▶ Data provided

--- Begin ---

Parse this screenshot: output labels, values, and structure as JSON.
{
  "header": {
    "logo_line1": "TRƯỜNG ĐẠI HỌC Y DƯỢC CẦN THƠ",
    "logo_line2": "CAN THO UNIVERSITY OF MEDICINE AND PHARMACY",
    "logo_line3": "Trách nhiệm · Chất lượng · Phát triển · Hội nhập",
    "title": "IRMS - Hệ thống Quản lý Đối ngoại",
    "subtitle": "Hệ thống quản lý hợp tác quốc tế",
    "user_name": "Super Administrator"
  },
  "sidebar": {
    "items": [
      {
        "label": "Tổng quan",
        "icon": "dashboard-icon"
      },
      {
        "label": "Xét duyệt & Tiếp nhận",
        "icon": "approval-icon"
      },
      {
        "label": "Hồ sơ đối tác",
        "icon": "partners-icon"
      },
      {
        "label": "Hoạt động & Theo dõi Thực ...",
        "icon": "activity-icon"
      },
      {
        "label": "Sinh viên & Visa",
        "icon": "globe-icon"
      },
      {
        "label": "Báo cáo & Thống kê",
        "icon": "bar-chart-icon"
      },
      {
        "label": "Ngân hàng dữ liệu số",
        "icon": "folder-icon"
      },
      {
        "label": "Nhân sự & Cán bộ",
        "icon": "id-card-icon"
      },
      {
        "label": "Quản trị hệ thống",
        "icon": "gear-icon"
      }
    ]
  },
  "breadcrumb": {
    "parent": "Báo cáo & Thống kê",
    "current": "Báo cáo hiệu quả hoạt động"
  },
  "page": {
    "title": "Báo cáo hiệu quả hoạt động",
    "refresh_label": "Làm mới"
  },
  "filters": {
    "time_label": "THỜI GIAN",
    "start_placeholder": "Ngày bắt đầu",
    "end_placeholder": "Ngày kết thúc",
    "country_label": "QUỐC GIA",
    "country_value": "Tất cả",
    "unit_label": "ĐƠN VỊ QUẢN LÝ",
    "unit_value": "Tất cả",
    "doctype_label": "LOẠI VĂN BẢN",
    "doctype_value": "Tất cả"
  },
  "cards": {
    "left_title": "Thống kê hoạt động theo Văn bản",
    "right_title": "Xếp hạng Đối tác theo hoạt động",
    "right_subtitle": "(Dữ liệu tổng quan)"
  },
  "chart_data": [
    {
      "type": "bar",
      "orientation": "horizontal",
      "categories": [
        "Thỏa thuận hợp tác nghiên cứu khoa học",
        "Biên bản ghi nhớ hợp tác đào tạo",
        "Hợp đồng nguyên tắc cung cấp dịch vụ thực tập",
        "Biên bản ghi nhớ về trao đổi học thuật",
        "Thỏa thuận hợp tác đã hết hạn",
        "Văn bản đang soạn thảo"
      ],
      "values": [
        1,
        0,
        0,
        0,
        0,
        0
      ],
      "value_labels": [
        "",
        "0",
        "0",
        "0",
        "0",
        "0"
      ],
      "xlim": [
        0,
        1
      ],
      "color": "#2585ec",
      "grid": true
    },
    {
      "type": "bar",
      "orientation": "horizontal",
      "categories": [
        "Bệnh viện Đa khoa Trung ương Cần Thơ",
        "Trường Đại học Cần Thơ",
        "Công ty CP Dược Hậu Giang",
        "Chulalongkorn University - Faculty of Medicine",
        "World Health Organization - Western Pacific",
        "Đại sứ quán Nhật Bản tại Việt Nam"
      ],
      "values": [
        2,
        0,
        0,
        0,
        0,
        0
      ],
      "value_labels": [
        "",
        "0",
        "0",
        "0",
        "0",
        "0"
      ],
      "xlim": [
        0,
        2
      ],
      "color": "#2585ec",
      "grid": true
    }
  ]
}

--- End ---
--- Begin ---

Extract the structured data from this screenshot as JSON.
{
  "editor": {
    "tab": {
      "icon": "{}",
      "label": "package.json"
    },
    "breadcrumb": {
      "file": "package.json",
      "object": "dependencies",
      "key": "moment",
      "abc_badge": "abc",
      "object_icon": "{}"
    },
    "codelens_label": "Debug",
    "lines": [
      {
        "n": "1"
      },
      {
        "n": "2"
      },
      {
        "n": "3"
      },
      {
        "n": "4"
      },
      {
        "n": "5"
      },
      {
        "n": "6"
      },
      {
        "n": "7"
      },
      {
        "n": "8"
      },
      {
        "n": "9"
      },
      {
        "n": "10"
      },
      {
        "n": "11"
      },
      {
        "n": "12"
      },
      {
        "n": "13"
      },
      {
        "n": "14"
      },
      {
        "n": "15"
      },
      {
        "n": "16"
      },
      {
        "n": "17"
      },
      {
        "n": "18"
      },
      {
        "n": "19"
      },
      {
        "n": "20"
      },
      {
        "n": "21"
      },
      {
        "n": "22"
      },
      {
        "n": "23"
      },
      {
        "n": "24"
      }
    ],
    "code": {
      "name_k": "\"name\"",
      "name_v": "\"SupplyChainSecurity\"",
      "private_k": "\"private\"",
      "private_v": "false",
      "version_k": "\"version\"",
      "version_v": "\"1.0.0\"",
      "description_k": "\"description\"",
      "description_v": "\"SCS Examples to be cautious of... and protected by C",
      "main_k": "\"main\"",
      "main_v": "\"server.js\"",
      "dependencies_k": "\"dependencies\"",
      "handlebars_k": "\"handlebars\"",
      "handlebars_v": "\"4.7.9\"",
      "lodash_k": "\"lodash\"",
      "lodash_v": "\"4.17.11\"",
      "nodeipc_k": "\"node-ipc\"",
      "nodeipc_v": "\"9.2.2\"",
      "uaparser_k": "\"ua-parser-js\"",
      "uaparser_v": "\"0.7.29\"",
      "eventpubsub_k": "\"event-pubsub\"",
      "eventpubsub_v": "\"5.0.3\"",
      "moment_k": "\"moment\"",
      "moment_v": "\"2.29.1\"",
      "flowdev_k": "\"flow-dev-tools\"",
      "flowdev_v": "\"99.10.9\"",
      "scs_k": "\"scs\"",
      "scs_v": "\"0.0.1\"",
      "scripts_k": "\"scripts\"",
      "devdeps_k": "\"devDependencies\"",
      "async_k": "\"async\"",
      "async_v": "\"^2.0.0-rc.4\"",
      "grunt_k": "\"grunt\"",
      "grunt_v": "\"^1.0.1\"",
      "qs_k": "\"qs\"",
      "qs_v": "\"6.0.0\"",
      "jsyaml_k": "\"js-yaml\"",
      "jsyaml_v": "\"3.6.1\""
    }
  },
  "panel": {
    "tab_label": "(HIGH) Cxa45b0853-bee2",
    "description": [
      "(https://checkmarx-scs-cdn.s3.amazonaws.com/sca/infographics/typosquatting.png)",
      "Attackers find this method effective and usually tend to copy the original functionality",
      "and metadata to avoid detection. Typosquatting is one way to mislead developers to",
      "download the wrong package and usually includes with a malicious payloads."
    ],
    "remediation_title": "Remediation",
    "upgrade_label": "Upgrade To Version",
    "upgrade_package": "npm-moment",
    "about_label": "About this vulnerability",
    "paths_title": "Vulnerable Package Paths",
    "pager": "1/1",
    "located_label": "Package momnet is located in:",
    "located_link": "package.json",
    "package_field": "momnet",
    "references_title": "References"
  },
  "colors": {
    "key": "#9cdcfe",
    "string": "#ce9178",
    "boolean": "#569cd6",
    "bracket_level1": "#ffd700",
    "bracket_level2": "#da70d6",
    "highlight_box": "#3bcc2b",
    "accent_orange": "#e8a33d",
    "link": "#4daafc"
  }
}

--- End ---

▶ Written instruction
Search the listing for the string "usually". Copy each line where it turns up.

▶ Complete output
      "Attackers find this method effective and usually tend to copy the original functionality",
      "download the wrong package and usually includes with a malicious payloads."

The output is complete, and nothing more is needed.